What is expected => Locate the word "Retailing" in the data below, then copy every line that holds it.

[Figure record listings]

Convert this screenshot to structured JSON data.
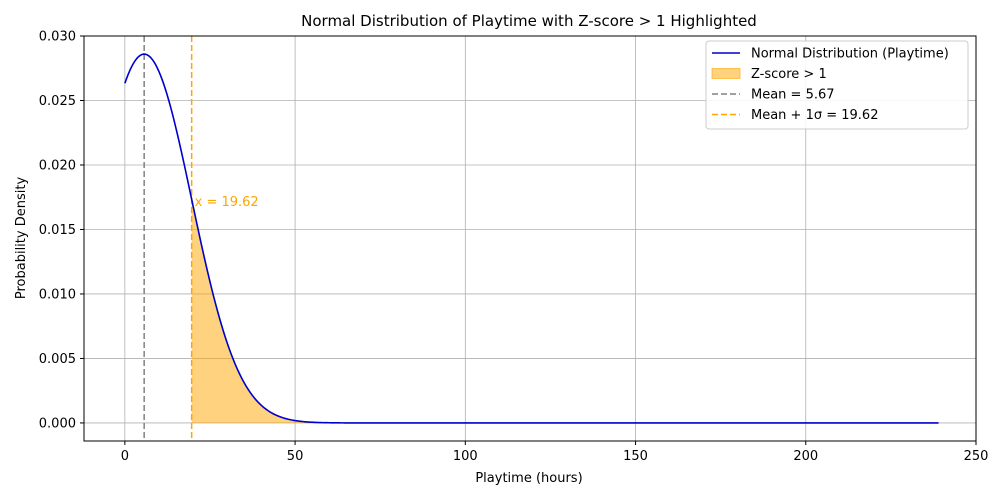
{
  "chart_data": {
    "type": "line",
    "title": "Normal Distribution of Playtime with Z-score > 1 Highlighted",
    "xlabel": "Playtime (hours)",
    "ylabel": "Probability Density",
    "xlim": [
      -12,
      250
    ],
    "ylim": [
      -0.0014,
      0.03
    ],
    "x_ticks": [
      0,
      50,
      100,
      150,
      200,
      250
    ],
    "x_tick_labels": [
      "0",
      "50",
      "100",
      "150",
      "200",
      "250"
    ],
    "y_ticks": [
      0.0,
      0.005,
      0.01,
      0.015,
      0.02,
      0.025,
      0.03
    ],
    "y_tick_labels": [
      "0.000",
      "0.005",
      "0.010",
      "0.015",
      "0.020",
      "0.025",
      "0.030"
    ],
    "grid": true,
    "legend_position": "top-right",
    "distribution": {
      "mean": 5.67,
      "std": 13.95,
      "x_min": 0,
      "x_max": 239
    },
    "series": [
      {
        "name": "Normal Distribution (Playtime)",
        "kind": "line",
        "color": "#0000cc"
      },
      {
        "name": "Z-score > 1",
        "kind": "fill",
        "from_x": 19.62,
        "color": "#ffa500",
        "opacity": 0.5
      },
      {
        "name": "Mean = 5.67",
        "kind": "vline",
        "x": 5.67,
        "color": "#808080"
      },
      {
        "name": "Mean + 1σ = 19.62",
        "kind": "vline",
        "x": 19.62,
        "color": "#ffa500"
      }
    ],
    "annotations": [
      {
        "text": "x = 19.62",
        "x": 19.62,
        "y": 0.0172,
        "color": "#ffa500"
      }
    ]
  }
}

...

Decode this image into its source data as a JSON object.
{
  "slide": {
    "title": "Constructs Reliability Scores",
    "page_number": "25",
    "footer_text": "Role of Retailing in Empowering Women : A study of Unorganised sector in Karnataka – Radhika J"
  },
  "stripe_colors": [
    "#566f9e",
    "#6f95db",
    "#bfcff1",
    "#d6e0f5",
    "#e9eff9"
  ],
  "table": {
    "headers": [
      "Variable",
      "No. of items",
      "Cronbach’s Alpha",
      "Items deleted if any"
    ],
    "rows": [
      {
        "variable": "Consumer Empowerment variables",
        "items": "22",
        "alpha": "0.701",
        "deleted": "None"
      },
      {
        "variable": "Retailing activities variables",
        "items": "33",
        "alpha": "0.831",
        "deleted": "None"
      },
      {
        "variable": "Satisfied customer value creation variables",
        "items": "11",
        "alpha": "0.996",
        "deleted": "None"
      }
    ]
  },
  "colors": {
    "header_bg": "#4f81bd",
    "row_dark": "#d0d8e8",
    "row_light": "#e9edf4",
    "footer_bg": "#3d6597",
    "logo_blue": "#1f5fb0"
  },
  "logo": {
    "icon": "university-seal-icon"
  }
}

Correct output =>
    "footer_text": "Role of Retailing in Empowering Women : A study of Unorganised sector in Karnataka – Radhika J"
        "variable": "Retailing activities variables",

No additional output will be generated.